Work to do >> Any picture among the records should be left out, please; retype the rest exactly.

Saved entries
** begin **
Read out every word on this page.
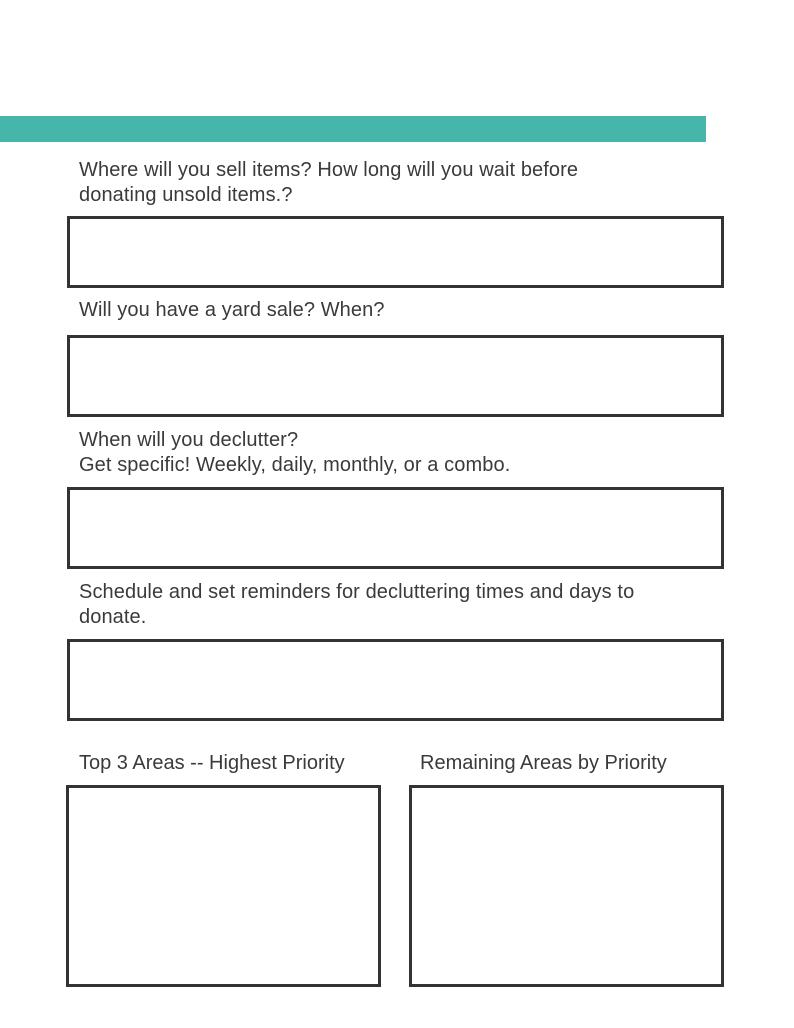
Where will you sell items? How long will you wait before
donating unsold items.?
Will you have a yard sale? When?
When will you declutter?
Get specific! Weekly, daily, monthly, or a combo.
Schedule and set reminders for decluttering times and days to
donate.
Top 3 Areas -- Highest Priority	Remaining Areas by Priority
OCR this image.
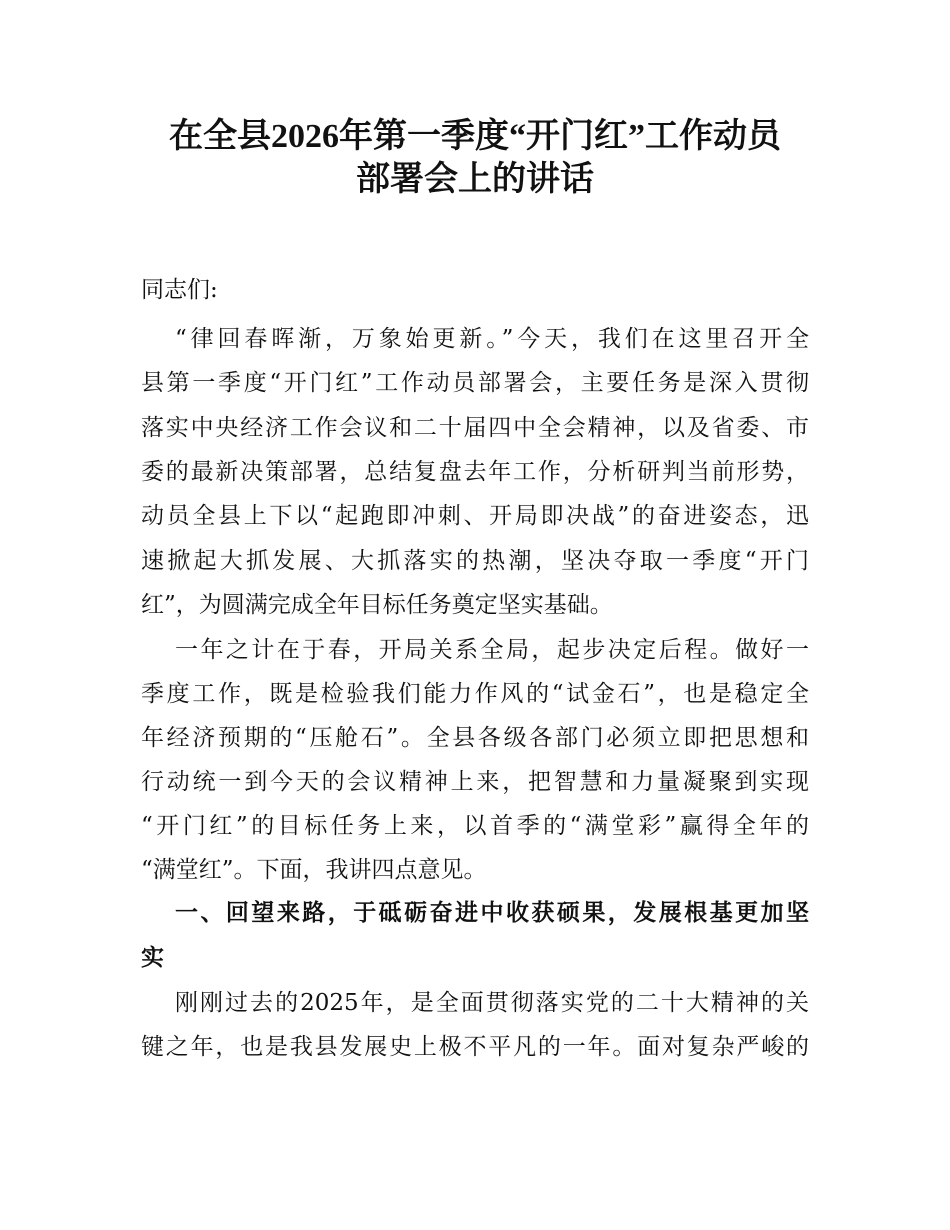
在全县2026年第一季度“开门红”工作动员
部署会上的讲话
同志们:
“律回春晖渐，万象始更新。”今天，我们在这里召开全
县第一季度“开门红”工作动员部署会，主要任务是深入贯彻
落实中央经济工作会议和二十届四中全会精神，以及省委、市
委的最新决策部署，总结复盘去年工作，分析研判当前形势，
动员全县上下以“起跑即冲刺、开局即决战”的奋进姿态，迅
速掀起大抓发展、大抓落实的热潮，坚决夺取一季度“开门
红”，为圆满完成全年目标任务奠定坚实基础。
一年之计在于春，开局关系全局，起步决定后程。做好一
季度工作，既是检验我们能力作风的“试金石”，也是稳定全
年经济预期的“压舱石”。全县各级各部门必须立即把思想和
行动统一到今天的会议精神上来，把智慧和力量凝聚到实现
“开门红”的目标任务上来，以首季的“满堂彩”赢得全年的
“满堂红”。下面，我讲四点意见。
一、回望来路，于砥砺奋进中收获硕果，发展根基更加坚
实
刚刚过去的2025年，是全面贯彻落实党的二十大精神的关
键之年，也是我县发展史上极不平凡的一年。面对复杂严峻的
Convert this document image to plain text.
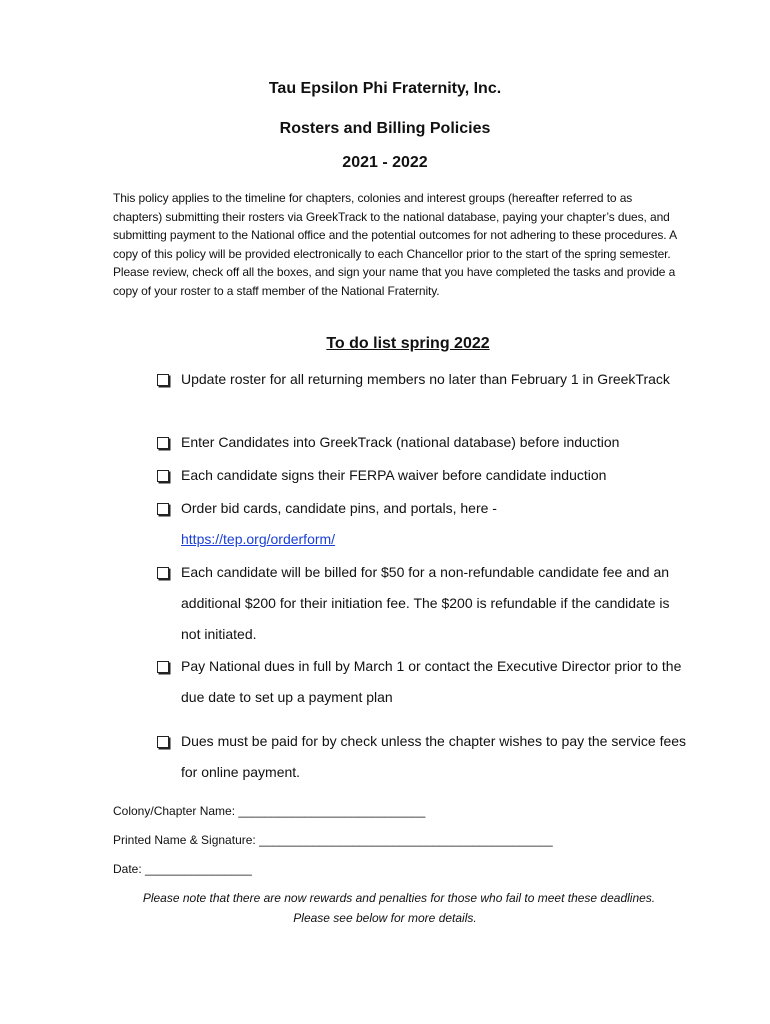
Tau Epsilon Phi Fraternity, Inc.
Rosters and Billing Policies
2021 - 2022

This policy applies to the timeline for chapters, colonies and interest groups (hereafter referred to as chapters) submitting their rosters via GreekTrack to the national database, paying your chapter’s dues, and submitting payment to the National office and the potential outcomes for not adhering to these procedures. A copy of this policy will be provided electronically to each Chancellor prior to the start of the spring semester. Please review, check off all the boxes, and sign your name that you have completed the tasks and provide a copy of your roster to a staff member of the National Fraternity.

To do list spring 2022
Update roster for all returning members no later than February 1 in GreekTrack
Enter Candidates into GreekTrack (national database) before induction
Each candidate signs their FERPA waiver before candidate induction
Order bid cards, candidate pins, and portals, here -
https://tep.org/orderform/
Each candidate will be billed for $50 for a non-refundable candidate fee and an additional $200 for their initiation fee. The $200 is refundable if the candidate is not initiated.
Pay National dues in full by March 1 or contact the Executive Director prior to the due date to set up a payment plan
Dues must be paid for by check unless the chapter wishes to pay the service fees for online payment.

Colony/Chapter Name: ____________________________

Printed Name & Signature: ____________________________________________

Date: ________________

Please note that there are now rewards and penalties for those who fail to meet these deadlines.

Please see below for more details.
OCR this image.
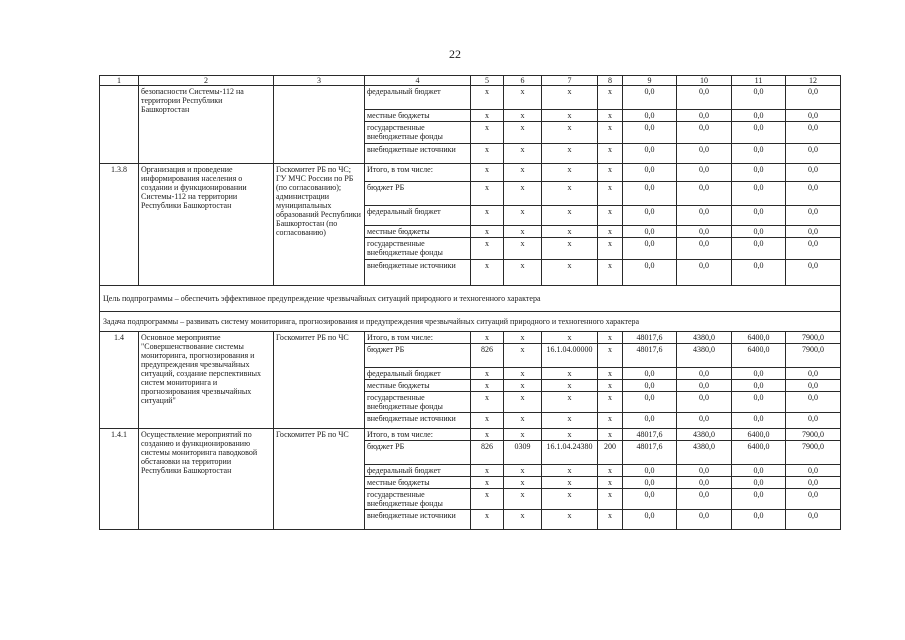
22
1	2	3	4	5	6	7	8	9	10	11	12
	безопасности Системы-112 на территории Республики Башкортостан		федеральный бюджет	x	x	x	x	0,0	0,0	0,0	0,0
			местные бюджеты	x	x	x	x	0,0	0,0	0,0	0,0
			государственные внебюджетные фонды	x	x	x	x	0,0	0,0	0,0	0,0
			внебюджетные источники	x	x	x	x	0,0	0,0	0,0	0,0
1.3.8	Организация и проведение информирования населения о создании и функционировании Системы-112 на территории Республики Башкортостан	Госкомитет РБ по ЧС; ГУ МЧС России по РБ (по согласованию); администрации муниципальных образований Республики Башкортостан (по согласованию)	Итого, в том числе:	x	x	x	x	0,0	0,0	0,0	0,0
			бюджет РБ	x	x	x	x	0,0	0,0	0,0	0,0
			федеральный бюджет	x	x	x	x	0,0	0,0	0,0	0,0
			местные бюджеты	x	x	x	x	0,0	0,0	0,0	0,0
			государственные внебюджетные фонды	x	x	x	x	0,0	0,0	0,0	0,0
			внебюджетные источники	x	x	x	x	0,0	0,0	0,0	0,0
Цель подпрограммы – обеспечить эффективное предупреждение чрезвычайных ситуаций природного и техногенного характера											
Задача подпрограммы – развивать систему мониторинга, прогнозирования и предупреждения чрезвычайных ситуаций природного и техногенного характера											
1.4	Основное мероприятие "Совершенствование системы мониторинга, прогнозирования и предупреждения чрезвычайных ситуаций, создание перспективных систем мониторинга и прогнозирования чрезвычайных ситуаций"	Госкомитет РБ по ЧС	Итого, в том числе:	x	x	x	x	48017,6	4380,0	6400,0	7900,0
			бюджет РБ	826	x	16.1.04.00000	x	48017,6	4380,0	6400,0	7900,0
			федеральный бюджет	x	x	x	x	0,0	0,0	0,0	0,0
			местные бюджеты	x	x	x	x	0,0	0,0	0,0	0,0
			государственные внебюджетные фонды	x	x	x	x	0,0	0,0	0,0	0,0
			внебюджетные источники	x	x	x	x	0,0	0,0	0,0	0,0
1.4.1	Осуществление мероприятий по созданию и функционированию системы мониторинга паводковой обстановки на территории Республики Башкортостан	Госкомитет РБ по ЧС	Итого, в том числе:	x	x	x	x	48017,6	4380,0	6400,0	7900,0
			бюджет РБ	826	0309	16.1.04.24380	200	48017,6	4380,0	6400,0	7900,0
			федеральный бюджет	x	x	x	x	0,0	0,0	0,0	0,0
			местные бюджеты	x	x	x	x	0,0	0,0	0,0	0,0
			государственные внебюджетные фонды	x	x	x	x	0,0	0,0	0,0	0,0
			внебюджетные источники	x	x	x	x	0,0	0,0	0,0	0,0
** end **
Final result >>
Read out every word on this page.
Where will you sell items? How long will you wait before
donating unsold items.?
Will you have a yard sale? When?
When will you declutter?
Get specific! Weekly, daily, monthly, or a combo.
Schedule and set reminders for decluttering times and days to
donate.
Top 3 Areas -- Highest Priority	Remaining Areas by Priority
OCR this image.
在全县2026年第一季度“开门红”工作动员
部署会上的讲话
同志们:
“律回春晖渐，万象始更新。”今天，我们在这里召开全
县第一季度“开门红”工作动员部署会，主要任务是深入贯彻
落实中央经济工作会议和二十届四中全会精神，以及省委、市
委的最新决策部署，总结复盘去年工作，分析研判当前形势，
动员全县上下以“起跑即冲刺、开局即决战”的奋进姿态，迅
速掀起大抓发展、大抓落实的热潮，坚决夺取一季度“开门
红”，为圆满完成全年目标任务奠定坚实基础。
一年之计在于春，开局关系全局，起步决定后程。做好一
季度工作，既是检验我们能力作风的“试金石”，也是稳定全
年经济预期的“压舱石”。全县各级各部门必须立即把思想和
行动统一到今天的会议精神上来，把智慧和力量凝聚到实现
“开门红”的目标任务上来，以首季的“满堂彩”赢得全年的
“满堂红”。下面，我讲四点意见。
一、回望来路，于砥砺奋进中收获硕果，发展根基更加坚
实
刚刚过去的2025年，是全面贯彻落实党的二十大精神的关
键之年，也是我县发展史上极不平凡的一年。面对复杂严峻的
Convert this document image to plain text.
Tau Epsilon Phi Fraternity, Inc.
Rosters and Billing Policies
2021 - 2022

This policy applies to the timeline for chapters, colonies and interest groups (hereafter referred to as chapters) submitting their rosters via GreekTrack to the national database, paying your chapter’s dues, and submitting payment to the National office and the potential outcomes for not adhering to these procedures. A copy of this policy will be provided electronically to each Chancellor prior to the start of the spring semester. Please review, check off all the boxes, and sign your name that you have completed the tasks and provide a copy of your roster to a staff member of the National Fraternity.

To do list spring 2022
Update roster for all returning members no later than February 1 in GreekTrack
Enter Candidates into GreekTrack (national database) before induction
Each candidate signs their FERPA waiver before candidate induction
Order bid cards, candidate pins, and portals, here -
https://tep.org/orderform/
Each candidate will be billed for $50 for a non-refundable candidate fee and an additional $200 for their initiation fee. The $200 is refundable if the candidate is not initiated.
Pay National dues in full by March 1 or contact the Executive Director prior to the due date to set up a payment plan
Dues must be paid for by check unless the chapter wishes to pay the service fees for online payment.

Colony/Chapter Name: ____________________________

Printed Name & Signature: ____________________________________________

Date: ________________

Please note that there are now rewards and penalties for those who fail to meet these deadlines.

Please see below for more details.
OCR this image.
22
1	2	3	4	5	6	7	8	9	10	11	12
	безопасности Системы-112 на территории Республики Башкортостан		федеральный бюджет	x	x	x	x	0,0	0,0	0,0	0,0
			местные бюджеты	x	x	x	x	0,0	0,0	0,0	0,0
			государственные внебюджетные фонды	x	x	x	x	0,0	0,0	0,0	0,0
			внебюджетные источники	x	x	x	x	0,0	0,0	0,0	0,0
1.3.8	Организация и проведение информирования населения о создании и функционировании Системы-112 на территории Республики Башкортостан	Госкомитет РБ по ЧС; ГУ МЧС России по РБ (по согласованию); администрации муниципальных образований Республики Башкортостан (по согласованию)	Итого, в том числе:	x	x	x	x	0,0	0,0	0,0	0,0
			бюджет РБ	x	x	x	x	0,0	0,0	0,0	0,0
			федеральный бюджет	x	x	x	x	0,0	0,0	0,0	0,0
			местные бюджеты	x	x	x	x	0,0	0,0	0,0	0,0
			государственные внебюджетные фонды	x	x	x	x	0,0	0,0	0,0	0,0
			внебюджетные источники	x	x	x	x	0,0	0,0	0,0	0,0
Цель подпрограммы – обеспечить эффективное предупреждение чрезвычайных ситуаций природного и техногенного характера											
Задача подпрограммы – развивать систему мониторинга, прогнозирования и предупреждения чрезвычайных ситуаций природного и техногенного характера											
1.4	Основное мероприятие "Совершенствование системы мониторинга, прогнозирования и предупреждения чрезвычайных ситуаций, создание перспективных систем мониторинга и прогнозирования чрезвычайных ситуаций"	Госкомитет РБ по ЧС	Итого, в том числе:	x	x	x	x	48017,6	4380,0	6400,0	7900,0
			бюджет РБ	826	x	16.1.04.00000	x	48017,6	4380,0	6400,0	7900,0
			федеральный бюджет	x	x	x	x	0,0	0,0	0,0	0,0
			местные бюджеты	x	x	x	x	0,0	0,0	0,0	0,0
			государственные внебюджетные фонды	x	x	x	x	0,0	0,0	0,0	0,0
			внебюджетные источники	x	x	x	x	0,0	0,0	0,0	0,0
1.4.1	Осуществление мероприятий по созданию и функционированию системы мониторинга паводковой обстановки на территории Республики Башкортостан	Госкомитет РБ по ЧС	Итого, в том числе:	x	x	x	x	48017,6	4380,0	6400,0	7900,0
			бюджет РБ	826	0309	16.1.04.24380	200	48017,6	4380,0	6400,0	7900,0
			федеральный бюджет	x	x	x	x	0,0	0,0	0,0	0,0
			местные бюджеты	x	x	x	x	0,0	0,0	0,0	0,0
			государственные внебюджетные фонды	x	x	x	x	0,0	0,0	0,0	0,0
			внебюджетные источники	x	x	x	x	0,0	0,0	0,0	0,0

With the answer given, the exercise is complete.